Exercise description:
Go through the records underneath and write each one out again exactly.

Supplied data:
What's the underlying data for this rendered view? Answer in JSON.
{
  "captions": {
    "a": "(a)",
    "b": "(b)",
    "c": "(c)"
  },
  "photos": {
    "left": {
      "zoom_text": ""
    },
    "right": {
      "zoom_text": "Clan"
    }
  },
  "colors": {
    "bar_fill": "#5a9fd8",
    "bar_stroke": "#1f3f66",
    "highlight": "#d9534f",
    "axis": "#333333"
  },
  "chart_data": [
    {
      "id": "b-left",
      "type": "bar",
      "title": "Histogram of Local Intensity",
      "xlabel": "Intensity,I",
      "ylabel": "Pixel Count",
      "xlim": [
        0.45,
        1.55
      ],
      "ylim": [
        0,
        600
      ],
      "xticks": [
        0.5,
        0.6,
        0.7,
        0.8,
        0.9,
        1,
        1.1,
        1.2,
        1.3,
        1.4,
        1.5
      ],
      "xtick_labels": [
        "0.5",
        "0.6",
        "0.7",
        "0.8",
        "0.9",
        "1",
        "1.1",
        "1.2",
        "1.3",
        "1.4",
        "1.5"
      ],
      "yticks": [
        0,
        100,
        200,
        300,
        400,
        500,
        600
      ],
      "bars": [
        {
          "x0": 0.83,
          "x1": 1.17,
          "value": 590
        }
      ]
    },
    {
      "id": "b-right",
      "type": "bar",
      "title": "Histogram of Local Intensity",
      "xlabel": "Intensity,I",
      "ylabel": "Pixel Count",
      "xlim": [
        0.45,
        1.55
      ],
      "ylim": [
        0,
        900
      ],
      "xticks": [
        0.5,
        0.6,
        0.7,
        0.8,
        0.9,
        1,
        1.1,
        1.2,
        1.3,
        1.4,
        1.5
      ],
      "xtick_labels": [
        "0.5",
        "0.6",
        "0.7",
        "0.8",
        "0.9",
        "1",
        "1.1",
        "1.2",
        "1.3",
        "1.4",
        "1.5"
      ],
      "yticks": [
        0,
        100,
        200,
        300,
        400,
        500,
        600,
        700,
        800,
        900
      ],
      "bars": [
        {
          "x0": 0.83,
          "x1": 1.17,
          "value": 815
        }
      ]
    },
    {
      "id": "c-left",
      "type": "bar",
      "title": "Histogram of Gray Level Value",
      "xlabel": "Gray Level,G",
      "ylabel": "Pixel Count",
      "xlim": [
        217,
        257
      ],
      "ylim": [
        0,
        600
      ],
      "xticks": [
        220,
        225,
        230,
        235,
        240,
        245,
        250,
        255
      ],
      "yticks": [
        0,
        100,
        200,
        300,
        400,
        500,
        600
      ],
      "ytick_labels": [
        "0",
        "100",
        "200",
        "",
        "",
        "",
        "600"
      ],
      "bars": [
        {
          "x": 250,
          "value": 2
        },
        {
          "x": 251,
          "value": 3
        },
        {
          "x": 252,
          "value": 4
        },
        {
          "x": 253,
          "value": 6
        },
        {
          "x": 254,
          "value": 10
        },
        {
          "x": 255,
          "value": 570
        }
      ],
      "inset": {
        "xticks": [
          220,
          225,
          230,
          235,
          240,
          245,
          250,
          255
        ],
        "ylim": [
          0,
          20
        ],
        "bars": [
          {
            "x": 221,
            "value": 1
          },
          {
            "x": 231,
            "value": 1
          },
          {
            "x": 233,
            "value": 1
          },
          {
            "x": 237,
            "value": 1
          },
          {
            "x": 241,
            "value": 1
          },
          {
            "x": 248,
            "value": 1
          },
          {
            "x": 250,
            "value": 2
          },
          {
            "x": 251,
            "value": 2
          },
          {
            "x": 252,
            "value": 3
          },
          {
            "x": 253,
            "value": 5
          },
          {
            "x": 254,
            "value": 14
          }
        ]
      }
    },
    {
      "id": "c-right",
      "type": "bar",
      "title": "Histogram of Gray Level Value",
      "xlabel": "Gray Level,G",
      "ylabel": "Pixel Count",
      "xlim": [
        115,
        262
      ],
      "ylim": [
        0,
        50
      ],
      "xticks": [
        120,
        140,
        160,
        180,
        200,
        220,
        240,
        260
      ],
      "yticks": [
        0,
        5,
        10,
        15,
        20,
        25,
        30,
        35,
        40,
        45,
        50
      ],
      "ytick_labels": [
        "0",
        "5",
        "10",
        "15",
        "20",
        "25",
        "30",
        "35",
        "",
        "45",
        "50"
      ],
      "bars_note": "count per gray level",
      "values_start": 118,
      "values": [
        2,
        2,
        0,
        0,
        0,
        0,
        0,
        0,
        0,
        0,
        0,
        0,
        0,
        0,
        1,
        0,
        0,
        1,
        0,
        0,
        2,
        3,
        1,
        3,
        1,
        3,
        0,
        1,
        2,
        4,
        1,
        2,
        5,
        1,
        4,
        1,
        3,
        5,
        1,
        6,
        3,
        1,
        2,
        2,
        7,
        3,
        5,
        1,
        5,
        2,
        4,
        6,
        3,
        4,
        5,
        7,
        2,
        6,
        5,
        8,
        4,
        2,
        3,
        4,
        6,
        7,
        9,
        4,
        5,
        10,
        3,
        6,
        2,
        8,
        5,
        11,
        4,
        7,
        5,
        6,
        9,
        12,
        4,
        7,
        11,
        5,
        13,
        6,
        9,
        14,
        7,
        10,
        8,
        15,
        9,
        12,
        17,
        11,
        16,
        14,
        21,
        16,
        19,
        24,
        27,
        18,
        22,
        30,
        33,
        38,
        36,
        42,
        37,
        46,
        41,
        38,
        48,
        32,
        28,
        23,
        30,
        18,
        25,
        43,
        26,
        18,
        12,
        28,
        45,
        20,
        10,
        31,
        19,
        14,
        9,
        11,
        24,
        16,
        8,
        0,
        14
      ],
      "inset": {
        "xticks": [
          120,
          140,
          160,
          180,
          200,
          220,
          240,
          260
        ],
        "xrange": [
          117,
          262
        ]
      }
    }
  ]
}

Solution to this problem:
What's the underlying data for this rendered view? Answer in JSON.
{
  "captions": {
    "a": "(a)",
    "b": "(b)",
    "c": "(c)"
  },
  "photos": {
    "left": {
      "zoom_text": ""
    },
    "right": {
      "zoom_text": "Clan"
    }
  },
  "colors": {
    "bar_fill": "#5a9fd8",
    "bar_stroke": "#1f3f66",
    "highlight": "#d9534f",
    "axis": "#333333"
  },
  "chart_data": [
    {
      "id": "b-left",
      "type": "bar",
      "title": "Histogram of Local Intensity",
      "xlabel": "Intensity,I",
      "ylabel": "Pixel Count",
      "xlim": [
        0.45,
        1.55
      ],
      "ylim": [
        0,
        600
      ],
      "xticks": [
        0.5,
        0.6,
        0.7,
        0.8,
        0.9,
        1,
        1.1,
        1.2,
        1.3,
        1.4,
        1.5
      ],
      "xtick_labels": [
        "0.5",
        "0.6",
        "0.7",
        "0.8",
        "0.9",
        "1",
        "1.1",
        "1.2",
        "1.3",
        "1.4",
        "1.5"
      ],
      "yticks": [
        0,
        100,
        200,
        300,
        400,
        500,
        600
      ],
      "bars": [
        {
          "x0": 0.83,
          "x1": 1.17,
          "value": 590
        }
      ]
    },
    {
      "id": "b-right",
      "type": "bar",
      "title": "Histogram of Local Intensity",
      "xlabel": "Intensity,I",
      "ylabel": "Pixel Count",
      "xlim": [
        0.45,
        1.55
      ],
      "ylim": [
        0,
        900
      ],
      "xticks": [
        0.5,
        0.6,
        0.7,
        0.8,
        0.9,
        1,
        1.1,
        1.2,
        1.3,
        1.4,
        1.5
      ],
      "xtick_labels": [
        "0.5",
        "0.6",
        "0.7",
        "0.8",
        "0.9",
        "1",
        "1.1",
        "1.2",
        "1.3",
        "1.4",
        "1.5"
      ],
      "yticks": [
        0,
        100,
        200,
        300,
        400,
        500,
        600,
        700,
        800,
        900
      ],
      "bars": [
        {
          "x0": 0.83,
          "x1": 1.17,
          "value": 815
        }
      ]
    },
    {
      "id": "c-left",
      "type": "bar",
      "title": "Histogram of Gray Level Value",
      "xlabel": "Gray Level,G",
      "ylabel": "Pixel Count",
      "xlim": [
        217,
        257
      ],
      "ylim": [
        0,
        600
      ],
      "xticks": [
        220,
        225,
        230,
        235,
        240,
        245,
        250,
        255
      ],
      "yticks": [
        0,
        100,
        200,
        300,
        400,
        500,
        600
      ],
      "ytick_labels": [
        "0",
        "100",
        "200",
        "",
        "",
        "",
        "600"
      ],
      "bars": [
        {
          "x": 250,
          "value": 2
        },
        {
          "x": 251,
          "value": 3
        },
        {
          "x": 252,
          "value": 4
        },
        {
          "x": 253,
          "value": 6
        },
        {
          "x": 254,
          "value": 10
        },
        {
          "x": 255,
          "value": 570
        }
      ],
      "inset": {
        "xticks": [
          220,
          225,
          230,
          235,
          240,
          245,
          250,
          255
        ],
        "ylim": [
          0,
          20
        ],
        "bars": [
          {
            "x": 221,
            "value": 1
          },
          {
            "x": 231,
            "value": 1
          },
          {
            "x": 233,
            "value": 1
          },
          {
            "x": 237,
            "value": 1
          },
          {
            "x": 241,
            "value": 1
          },
          {
            "x": 248,
            "value": 1
          },
          {
            "x": 250,
            "value": 2
          },
          {
            "x": 251,
            "value": 2
          },
          {
            "x": 252,
            "value": 3
          },
          {
            "x": 253,
            "value": 5
          },
          {
            "x": 254,
            "value": 14
          }
        ]
      }
    },
    {
      "id": "c-right",
      "type": "bar",
      "title": "Histogram of Gray Level Value",
      "xlabel": "Gray Level,G",
      "ylabel": "Pixel Count",
      "xlim": [
        115,
        262
      ],
      "ylim": [
        0,
        50
      ],
      "xticks": [
        120,
        140,
        160,
        180,
        200,
        220,
        240,
        260
      ],
      "yticks": [
        0,
        5,
        10,
        15,
        20,
        25,
        30,
        35,
        40,
        45,
        50
      ],
      "ytick_labels": [
        "0",
        "5",
        "10",
        "15",
        "20",
        "25",
        "30",
        "35",
        "",
        "45",
        "50"
      ],
      "bars_note": "count per gray level",
      "values_start": 118,
      "values": [
        2,
        2,
        0,
        0,
        0,
        0,
        0,
        0,
        0,
        0,
        0,
        0,
        0,
        0,
        1,
        0,
        0,
        1,
        0,
        0,
        2,
        3,
        1,
        3,
        1,
        3,
        0,
        1,
        2,
        4,
        1,
        2,
        5,
        1,
        4,
        1,
        3,
        5,
        1,
        6,
        3,
        1,
        2,
        2,
        7,
        3,
        5,
        1,
        5,
        2,
        4,
        6,
        3,
        4,
        5,
        7,
        2,
        6,
        5,
        8,
        4,
        2,
        3,
        4,
        6,
        7,
        9,
        4,
        5,
        10,
        3,
        6,
        2,
        8,
        5,
        11,
        4,
        7,
        5,
        6,
        9,
        12,
        4,
        7,
        11,
        5,
        13,
        6,
        9,
        14,
        7,
        10,
        8,
        15,
        9,
        12,
        17,
        11,
        16,
        14,
        21,
        16,
        19,
        24,
        27,
        18,
        22,
        30,
        33,
        38,
        36,
        42,
        37,
        46,
        41,
        38,
        48,
        32,
        28,
        23,
        30,
        18,
        25,
        43,
        26,
        18,
        12,
        28,
        45,
        20,
        10,
        31,
        19,
        14,
        9,
        11,
        24,
        16,
        8,
        0,
        14
      ],
      "inset": {
        "xticks": [
          120,
          140,
          160,
          180,
          200,
          220,
          240,
          260
        ],
        "xrange": [
          117,
          262
        ]
      }
    }
  ]
}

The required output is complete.